* Begin Material provided *
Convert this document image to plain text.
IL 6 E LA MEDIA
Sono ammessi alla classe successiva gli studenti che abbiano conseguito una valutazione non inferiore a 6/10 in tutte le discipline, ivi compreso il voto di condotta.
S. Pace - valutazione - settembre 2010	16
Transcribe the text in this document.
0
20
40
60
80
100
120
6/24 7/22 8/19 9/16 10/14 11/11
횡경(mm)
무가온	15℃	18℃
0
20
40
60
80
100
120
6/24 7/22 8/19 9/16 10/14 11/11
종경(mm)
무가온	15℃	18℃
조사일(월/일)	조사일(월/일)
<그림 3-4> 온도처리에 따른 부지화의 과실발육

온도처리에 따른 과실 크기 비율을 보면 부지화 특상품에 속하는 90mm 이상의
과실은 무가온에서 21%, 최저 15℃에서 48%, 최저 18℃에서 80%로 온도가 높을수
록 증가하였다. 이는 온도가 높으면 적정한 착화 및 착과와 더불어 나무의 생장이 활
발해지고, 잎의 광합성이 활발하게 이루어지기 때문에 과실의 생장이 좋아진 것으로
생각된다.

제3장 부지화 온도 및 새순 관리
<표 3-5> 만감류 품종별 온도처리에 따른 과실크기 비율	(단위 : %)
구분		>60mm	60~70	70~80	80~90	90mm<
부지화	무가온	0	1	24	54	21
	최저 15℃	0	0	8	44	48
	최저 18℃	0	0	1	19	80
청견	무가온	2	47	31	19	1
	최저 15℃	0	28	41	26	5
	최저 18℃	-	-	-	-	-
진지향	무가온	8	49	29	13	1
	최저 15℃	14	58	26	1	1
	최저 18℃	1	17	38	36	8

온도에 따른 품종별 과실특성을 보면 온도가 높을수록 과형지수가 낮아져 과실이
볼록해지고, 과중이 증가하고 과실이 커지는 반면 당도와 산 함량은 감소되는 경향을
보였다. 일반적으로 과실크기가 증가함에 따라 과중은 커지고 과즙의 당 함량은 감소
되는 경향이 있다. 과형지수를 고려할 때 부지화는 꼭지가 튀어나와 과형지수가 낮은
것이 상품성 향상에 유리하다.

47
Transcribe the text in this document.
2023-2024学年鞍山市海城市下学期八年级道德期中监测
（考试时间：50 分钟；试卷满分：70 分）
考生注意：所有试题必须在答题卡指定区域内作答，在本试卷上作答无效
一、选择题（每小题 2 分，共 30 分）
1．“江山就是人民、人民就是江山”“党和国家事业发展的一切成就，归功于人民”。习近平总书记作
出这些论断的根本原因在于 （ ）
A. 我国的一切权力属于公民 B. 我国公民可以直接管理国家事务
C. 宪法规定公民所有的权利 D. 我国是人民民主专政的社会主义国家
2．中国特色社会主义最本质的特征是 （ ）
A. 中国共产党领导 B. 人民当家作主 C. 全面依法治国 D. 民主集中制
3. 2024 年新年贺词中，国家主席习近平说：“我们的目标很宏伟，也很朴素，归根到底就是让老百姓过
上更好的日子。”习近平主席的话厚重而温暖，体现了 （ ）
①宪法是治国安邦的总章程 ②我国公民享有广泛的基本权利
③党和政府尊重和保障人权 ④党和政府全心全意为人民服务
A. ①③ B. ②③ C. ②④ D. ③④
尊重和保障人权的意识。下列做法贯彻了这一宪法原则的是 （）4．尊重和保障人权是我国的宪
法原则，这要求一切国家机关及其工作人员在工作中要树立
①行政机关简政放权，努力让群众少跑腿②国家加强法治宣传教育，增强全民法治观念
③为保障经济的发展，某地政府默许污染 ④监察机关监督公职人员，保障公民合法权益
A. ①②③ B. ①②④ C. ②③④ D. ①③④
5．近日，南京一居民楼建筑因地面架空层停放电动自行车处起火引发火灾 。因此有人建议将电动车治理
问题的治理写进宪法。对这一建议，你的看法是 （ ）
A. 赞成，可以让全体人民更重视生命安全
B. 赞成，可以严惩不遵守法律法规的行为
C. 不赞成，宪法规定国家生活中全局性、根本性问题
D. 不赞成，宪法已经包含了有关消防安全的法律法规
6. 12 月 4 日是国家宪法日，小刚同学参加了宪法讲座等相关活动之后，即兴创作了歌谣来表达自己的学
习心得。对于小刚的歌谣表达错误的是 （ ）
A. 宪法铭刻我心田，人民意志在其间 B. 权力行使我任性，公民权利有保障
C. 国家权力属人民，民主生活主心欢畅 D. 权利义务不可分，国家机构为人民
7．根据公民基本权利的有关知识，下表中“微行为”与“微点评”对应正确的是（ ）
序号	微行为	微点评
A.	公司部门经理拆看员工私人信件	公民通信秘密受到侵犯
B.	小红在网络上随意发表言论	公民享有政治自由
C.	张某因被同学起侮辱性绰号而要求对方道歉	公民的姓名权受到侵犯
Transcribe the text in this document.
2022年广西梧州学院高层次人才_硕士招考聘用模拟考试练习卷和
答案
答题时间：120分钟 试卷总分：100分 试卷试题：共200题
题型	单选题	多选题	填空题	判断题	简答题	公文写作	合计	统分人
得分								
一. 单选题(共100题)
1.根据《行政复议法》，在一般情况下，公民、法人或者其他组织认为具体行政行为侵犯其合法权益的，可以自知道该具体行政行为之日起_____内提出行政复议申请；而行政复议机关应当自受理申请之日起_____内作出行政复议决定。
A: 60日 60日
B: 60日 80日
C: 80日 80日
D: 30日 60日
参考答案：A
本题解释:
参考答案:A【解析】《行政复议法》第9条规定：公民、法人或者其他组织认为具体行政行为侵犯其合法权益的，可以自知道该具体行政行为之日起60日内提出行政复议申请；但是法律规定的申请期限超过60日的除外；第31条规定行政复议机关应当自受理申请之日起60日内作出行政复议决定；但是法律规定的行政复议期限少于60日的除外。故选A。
* End Material provided *
Collect, from the material above, every line containing the word "과형지수가".

● Full answer
온도에 따른 품종별 과실특성을 보면 온도가 높을수록 과형지수가 낮아져 과실이
되는 경향이 있다. 과형지수를 고려할 때 부지화는 꼭지가 튀어나와 과형지수가 낮은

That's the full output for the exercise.